The material below should be written out in full and exactly; pictures stay out of the copy.
══ Records provided
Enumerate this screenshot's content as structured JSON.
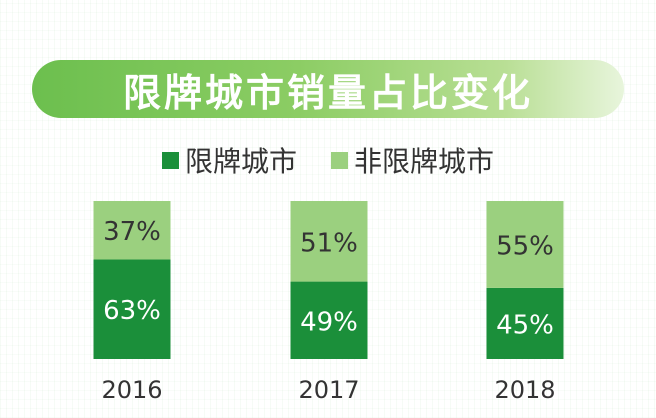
{
  "chart_data": {
    "type": "bar",
    "stacked": true,
    "percent": true,
    "title": "限牌城市销量占比变化",
    "categories": [
      "2016",
      "2017",
      "2018"
    ],
    "series": [
      {
        "name": "限牌城市",
        "values": [
          63,
          49,
          45
        ]
      },
      {
        "name": "非限牌城市",
        "values": [
          37,
          51,
          55
        ]
      }
    ],
    "value_suffix": "%",
    "ylim": [
      0,
      100
    ],
    "colors": {
      "limited": "#1b8f3a",
      "non_limited": "#9bd07f",
      "title_bg": "#7cc65a"
    },
    "grid": false,
    "legend_position": "top"
  }
}
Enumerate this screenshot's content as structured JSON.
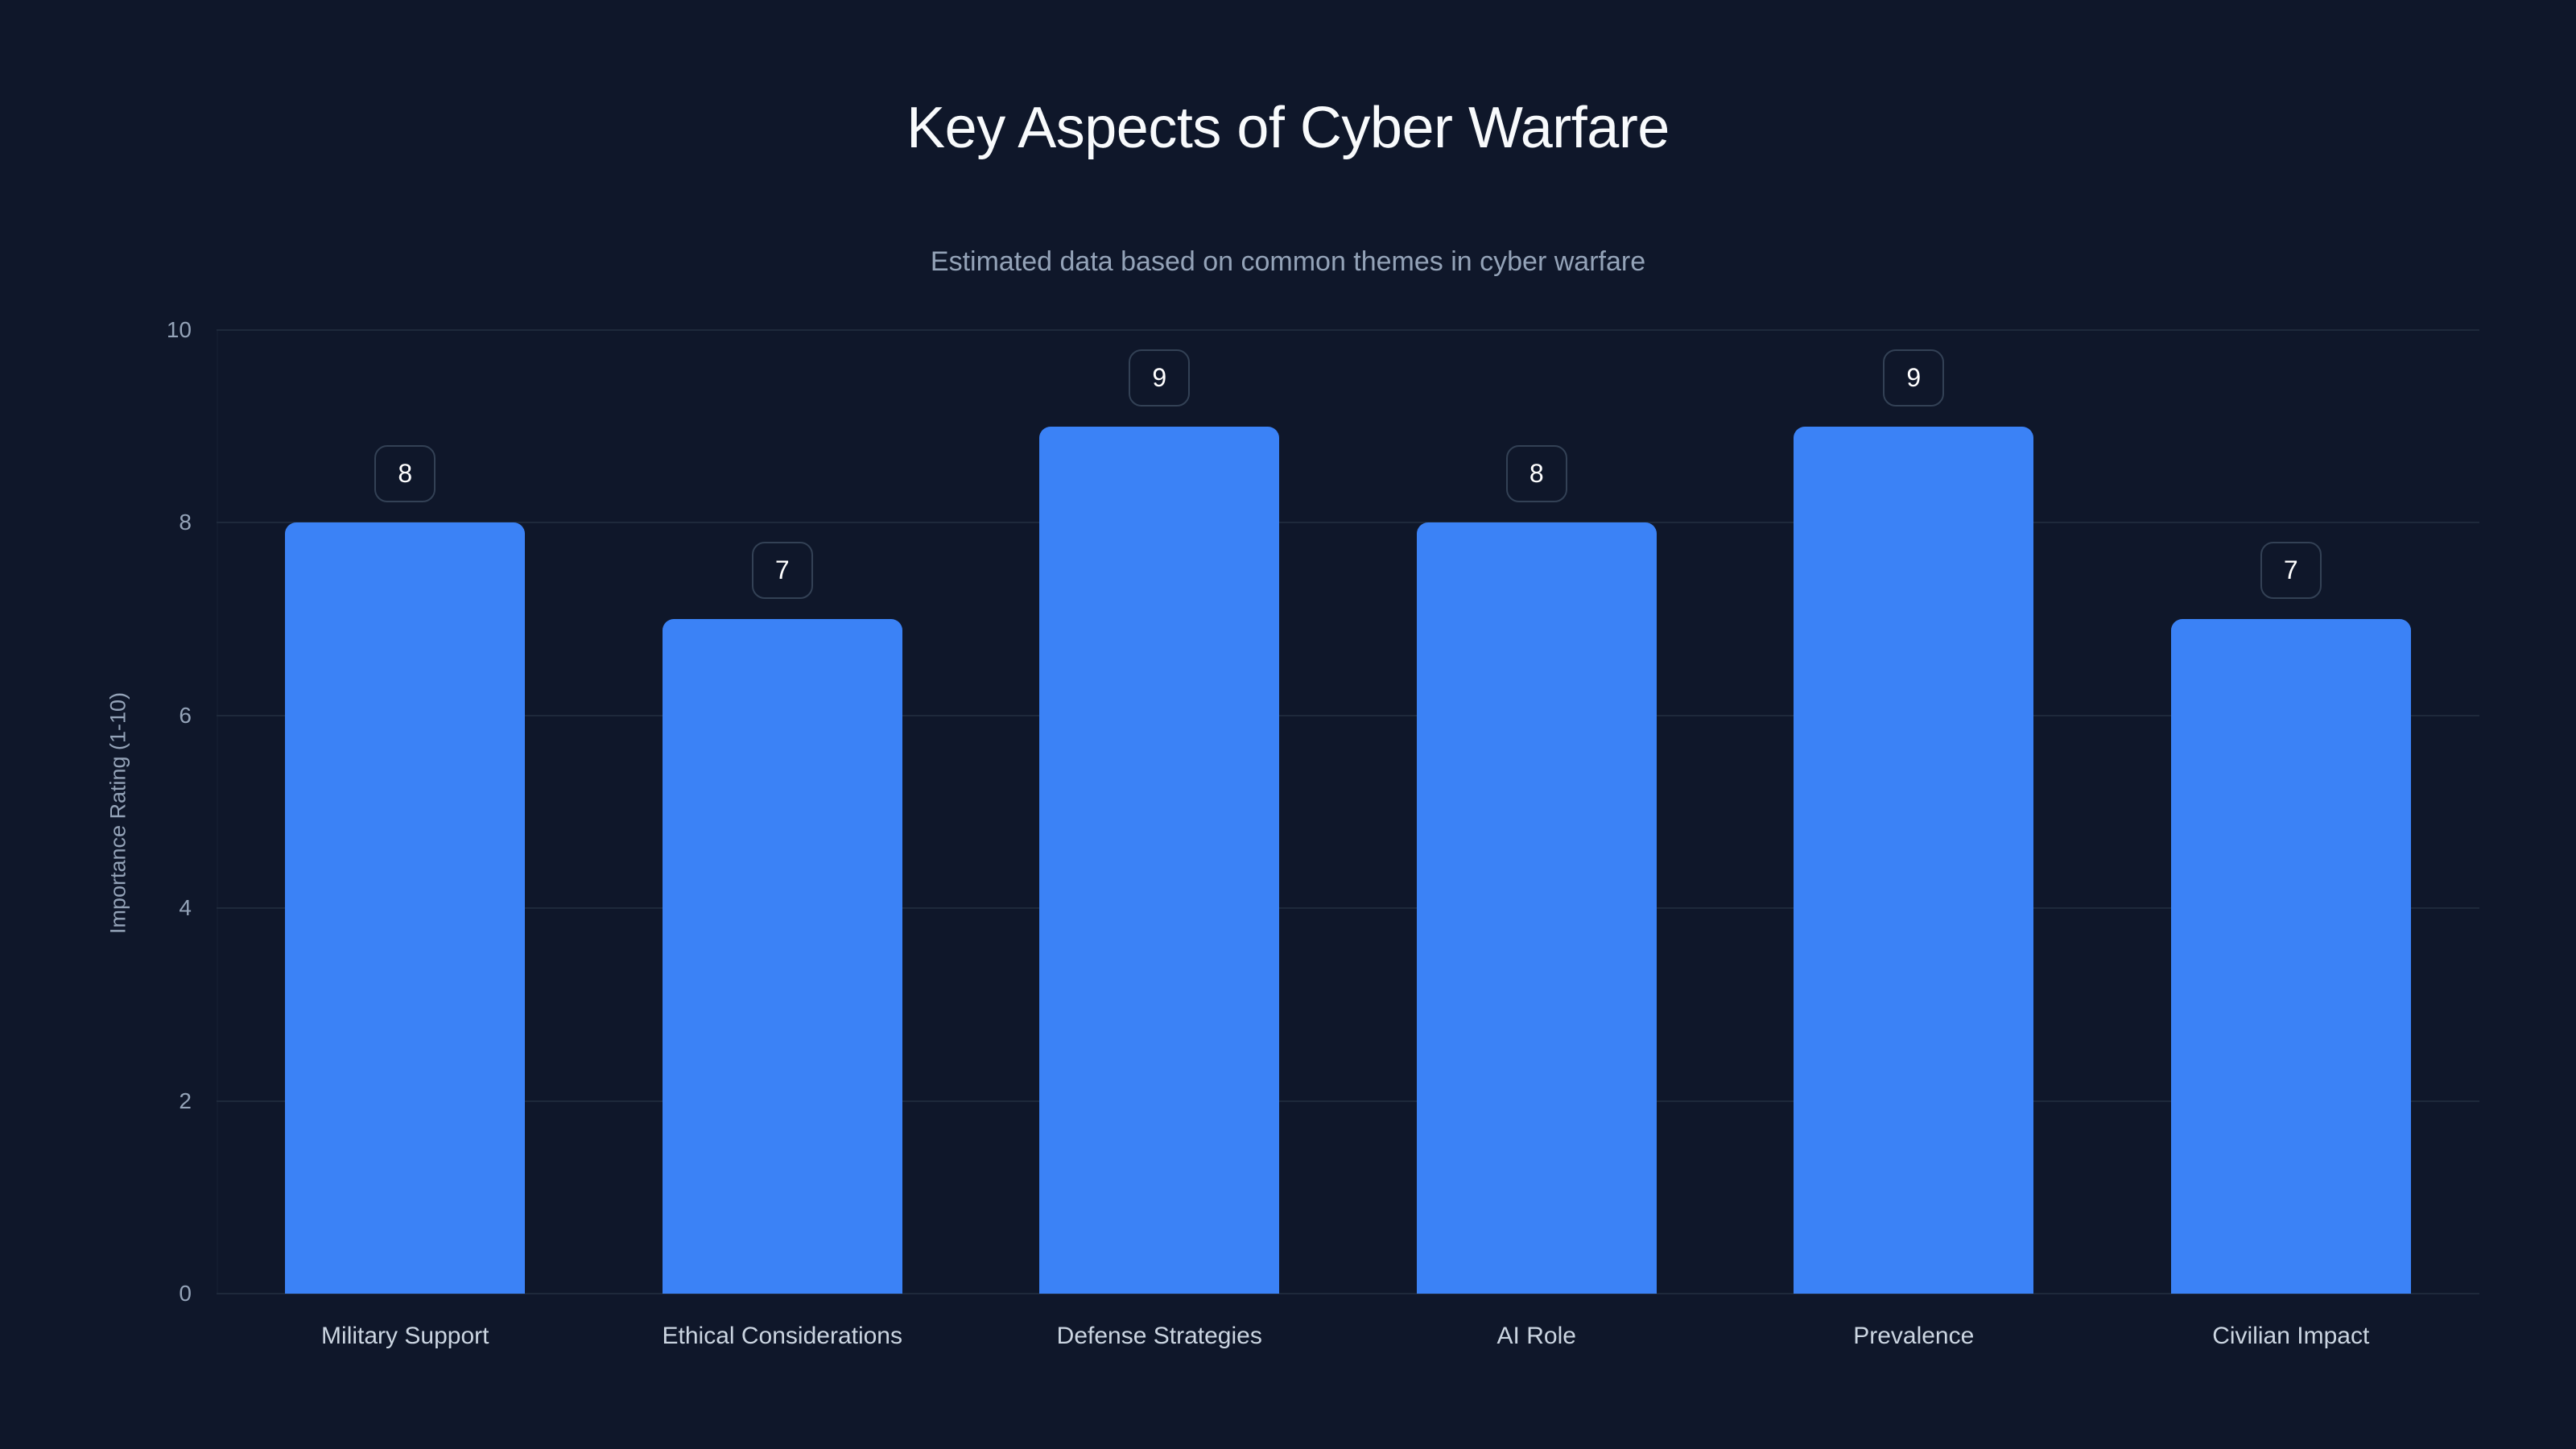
{
  "chart_data": {
    "type": "bar",
    "title": "Key Aspects of Cyber Warfare",
    "subtitle": "Estimated data based on common themes in cyber warfare",
    "xlabel": "",
    "ylabel": "Importance Rating (1-10)",
    "ylim": [
      0,
      10
    ],
    "yticks": [
      "0",
      "2",
      "4",
      "6",
      "8",
      "10"
    ],
    "grid": true,
    "legend": null,
    "categories": [
      "Military Support",
      "Ethical Considerations",
      "Defense Strategies",
      "AI Role",
      "Prevalence",
      "Civilian Impact"
    ],
    "values": [
      8,
      7,
      9,
      8,
      9,
      7
    ],
    "data_labels": [
      "8",
      "7",
      "9",
      "8",
      "9",
      "7"
    ],
    "colors": {
      "background": "#0f172a",
      "bar": "#3b82f6",
      "grid": "#1e293b",
      "tick_text": "#94a3b8",
      "category_text": "#cbd5e1",
      "title_text": "#f8fafc",
      "badge_border": "#334155"
    }
  }
}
════
### Written response
Enumerate this screenshot's content as structured JSON.
{
  "chart_data": {
    "type": "bar",
    "stacked": true,
    "percent": true,
    "title": "限牌城市销量占比变化",
    "categories": [
      "2016",
      "2017",
      "2018"
    ],
    "series": [
      {
        "name": "限牌城市",
        "values": [
          63,
          49,
          45
        ]
      },
      {
        "name": "非限牌城市",
        "values": [
          37,
          51,
          55
        ]
      }
    ],
    "value_suffix": "%",
    "ylim": [
      0,
      100
    ],
    "colors": {
      "limited": "#1b8f3a",
      "non_limited": "#9bd07f",
      "title_bg": "#7cc65a"
    },
    "grid": false,
    "legend_position": "top"
  }
}
Enumerate this screenshot's content as structured JSON.
{
  "chart_data": {
    "type": "bar",
    "title": "Key Aspects of Cyber Warfare",
    "subtitle": "Estimated data based on common themes in cyber warfare",
    "xlabel": "",
    "ylabel": "Importance Rating (1-10)",
    "ylim": [
      0,
      10
    ],
    "yticks": [
      "0",
      "2",
      "4",
      "6",
      "8",
      "10"
    ],
    "grid": true,
    "legend": null,
    "categories": [
      "Military Support",
      "Ethical Considerations",
      "Defense Strategies",
      "AI Role",
      "Prevalence",
      "Civilian Impact"
    ],
    "values": [
      8,
      7,
      9,
      8,
      9,
      7
    ],
    "data_labels": [
      "8",
      "7",
      "9",
      "8",
      "9",
      "7"
    ],
    "colors": {
      "background": "#0f172a",
      "bar": "#3b82f6",
      "grid": "#1e293b",
      "tick_text": "#94a3b8",
      "category_text": "#cbd5e1",
      "title_text": "#f8fafc",
      "badge_border": "#334155"
    }
  }
}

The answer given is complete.